--- Begin ---

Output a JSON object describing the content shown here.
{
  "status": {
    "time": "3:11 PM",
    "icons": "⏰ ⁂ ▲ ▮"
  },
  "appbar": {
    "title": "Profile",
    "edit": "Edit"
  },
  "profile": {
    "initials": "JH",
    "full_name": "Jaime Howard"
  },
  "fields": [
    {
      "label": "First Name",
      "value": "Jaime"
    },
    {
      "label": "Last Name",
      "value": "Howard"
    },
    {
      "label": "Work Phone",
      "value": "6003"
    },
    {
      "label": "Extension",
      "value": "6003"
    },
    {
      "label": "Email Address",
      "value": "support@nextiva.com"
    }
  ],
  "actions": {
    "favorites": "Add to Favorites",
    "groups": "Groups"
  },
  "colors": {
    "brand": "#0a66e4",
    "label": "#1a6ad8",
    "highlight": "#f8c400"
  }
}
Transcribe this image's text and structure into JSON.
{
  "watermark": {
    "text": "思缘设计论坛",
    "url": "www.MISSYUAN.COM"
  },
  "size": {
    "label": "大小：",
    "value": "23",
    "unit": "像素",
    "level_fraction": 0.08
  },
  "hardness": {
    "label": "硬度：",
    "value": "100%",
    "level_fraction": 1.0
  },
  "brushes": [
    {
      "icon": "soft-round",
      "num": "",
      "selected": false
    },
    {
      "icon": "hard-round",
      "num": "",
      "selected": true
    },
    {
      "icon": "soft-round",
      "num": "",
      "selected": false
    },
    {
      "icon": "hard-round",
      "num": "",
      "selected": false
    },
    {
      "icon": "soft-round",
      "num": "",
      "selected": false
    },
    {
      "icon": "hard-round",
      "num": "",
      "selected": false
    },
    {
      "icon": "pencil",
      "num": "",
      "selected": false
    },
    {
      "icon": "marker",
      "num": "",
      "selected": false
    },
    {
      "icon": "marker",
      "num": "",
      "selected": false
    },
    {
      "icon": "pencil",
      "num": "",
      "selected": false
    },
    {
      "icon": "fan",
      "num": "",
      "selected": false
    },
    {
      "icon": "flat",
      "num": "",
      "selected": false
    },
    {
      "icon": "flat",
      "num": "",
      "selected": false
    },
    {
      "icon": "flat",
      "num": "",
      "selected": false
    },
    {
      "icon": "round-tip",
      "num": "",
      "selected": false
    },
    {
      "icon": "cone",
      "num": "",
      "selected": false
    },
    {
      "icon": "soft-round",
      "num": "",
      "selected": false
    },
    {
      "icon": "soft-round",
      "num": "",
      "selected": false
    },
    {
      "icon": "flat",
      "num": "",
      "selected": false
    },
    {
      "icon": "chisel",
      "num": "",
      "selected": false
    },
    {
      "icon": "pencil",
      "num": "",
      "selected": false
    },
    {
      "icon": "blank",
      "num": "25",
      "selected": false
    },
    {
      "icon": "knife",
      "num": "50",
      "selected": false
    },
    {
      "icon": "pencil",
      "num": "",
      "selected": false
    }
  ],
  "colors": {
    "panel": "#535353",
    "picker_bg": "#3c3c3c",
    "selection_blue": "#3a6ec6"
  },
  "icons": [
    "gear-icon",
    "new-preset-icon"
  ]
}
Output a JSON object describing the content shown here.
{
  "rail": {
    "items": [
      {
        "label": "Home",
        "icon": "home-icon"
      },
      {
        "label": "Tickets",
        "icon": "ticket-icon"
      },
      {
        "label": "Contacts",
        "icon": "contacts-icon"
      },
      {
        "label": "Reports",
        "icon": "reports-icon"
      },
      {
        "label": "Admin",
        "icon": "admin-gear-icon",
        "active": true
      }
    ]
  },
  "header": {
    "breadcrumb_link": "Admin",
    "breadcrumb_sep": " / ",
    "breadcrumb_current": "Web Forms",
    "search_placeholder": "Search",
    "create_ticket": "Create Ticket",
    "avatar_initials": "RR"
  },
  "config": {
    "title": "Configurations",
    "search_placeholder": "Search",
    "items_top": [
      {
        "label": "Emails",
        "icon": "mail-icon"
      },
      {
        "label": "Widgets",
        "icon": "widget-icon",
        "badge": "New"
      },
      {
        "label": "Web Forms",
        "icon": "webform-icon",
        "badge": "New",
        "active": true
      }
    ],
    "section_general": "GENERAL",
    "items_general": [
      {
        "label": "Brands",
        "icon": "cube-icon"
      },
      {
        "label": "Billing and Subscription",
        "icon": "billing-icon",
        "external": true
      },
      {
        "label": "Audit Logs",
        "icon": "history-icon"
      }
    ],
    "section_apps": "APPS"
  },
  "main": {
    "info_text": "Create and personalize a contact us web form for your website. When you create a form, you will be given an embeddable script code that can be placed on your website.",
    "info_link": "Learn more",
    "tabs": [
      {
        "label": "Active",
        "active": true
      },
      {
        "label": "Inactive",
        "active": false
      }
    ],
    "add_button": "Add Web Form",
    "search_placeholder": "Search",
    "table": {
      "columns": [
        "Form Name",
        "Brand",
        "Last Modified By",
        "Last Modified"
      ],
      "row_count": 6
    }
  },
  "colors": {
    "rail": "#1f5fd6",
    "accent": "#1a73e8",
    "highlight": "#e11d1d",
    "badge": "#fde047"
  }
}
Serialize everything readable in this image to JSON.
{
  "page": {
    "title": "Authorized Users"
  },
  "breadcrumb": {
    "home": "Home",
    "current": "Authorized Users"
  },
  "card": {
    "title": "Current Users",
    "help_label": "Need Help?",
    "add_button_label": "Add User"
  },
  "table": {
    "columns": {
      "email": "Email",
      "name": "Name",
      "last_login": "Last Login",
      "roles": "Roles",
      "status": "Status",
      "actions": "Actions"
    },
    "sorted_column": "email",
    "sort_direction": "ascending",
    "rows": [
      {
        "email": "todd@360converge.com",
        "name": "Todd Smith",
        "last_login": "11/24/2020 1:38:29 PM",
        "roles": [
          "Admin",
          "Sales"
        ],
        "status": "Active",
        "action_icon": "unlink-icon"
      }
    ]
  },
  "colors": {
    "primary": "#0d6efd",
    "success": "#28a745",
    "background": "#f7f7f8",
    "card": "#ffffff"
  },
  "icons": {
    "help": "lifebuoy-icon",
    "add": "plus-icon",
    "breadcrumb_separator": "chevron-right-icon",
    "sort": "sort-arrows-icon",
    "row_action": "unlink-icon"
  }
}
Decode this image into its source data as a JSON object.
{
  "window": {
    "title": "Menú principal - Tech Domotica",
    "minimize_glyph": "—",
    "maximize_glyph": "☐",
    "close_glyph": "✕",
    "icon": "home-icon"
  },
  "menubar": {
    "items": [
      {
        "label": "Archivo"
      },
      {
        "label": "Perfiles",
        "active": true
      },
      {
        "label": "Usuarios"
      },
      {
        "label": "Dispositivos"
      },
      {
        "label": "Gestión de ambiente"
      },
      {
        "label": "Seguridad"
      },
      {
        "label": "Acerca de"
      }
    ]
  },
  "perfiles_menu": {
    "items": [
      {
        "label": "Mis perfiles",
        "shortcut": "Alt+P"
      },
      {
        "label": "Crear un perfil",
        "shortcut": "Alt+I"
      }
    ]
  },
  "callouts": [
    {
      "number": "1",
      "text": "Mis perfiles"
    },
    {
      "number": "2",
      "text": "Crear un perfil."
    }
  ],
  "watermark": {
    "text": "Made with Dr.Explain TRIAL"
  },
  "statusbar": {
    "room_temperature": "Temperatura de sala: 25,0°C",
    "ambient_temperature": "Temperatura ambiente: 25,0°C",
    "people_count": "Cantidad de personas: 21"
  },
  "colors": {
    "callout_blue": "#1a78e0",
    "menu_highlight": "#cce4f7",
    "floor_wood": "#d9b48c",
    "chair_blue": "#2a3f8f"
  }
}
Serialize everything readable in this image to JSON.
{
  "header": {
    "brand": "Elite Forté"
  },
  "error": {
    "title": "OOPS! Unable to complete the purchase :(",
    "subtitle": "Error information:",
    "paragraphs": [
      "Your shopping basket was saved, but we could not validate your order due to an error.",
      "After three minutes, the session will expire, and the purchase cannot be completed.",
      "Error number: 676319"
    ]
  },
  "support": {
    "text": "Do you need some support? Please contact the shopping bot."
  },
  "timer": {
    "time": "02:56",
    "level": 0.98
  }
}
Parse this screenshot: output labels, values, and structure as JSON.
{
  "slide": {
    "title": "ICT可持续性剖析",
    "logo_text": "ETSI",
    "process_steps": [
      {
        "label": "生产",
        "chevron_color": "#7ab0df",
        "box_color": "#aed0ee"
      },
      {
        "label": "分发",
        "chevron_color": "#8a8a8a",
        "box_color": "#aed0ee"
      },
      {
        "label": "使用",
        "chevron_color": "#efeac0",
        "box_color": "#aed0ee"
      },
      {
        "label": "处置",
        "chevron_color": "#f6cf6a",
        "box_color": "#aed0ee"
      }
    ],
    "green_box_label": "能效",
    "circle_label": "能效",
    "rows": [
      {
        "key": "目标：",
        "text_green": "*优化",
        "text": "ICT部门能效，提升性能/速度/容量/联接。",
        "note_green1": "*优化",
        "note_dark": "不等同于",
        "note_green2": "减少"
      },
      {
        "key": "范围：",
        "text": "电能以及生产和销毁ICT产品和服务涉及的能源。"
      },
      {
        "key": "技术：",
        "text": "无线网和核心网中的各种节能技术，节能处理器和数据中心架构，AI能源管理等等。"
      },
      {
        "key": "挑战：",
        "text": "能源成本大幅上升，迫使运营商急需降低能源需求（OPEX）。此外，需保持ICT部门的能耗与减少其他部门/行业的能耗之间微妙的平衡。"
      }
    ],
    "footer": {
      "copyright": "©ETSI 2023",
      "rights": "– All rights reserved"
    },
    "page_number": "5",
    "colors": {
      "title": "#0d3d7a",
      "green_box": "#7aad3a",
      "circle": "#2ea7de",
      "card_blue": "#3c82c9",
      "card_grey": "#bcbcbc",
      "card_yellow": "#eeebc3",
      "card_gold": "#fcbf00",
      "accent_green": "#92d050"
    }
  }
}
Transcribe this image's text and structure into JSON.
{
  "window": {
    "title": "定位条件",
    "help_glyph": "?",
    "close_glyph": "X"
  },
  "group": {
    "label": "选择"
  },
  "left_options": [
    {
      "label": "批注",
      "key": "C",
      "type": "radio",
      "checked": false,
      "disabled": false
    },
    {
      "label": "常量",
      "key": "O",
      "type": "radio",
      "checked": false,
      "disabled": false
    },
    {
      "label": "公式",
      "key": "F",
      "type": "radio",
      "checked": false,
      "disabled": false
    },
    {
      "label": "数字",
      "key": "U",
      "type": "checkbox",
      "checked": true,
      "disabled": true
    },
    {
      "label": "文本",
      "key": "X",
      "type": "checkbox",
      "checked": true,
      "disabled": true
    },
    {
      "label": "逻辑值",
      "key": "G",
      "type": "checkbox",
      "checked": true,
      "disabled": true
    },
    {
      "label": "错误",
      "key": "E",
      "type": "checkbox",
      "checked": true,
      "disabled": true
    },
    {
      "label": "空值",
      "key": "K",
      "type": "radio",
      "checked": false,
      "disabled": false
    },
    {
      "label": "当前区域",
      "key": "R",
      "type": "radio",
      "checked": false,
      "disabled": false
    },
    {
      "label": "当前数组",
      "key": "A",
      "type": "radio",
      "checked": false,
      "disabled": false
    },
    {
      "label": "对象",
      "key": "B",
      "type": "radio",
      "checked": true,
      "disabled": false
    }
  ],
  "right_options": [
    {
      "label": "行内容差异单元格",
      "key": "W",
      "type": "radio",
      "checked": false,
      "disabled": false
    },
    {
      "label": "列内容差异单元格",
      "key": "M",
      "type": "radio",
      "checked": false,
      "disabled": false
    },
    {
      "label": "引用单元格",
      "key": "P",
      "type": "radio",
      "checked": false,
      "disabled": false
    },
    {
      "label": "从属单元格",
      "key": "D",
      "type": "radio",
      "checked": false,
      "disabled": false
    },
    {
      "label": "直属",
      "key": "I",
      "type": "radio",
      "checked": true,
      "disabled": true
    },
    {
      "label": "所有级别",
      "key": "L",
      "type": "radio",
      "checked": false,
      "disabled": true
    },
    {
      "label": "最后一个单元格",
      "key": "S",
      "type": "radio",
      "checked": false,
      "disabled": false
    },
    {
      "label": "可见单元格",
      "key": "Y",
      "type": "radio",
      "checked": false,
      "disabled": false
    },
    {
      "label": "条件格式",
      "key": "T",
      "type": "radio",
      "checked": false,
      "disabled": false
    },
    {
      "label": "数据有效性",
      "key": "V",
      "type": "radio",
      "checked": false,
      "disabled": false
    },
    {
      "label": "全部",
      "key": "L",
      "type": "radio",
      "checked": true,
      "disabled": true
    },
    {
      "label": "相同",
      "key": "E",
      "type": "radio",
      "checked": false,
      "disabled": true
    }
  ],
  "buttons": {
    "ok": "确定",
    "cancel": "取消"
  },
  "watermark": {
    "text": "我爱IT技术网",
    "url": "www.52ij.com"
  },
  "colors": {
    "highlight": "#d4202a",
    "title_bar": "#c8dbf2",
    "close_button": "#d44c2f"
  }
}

--- End ---

**EXERCISE TASK:**
The required output is the number of lines containing the word "support", and nothing besides.

**THE RESULT:**
3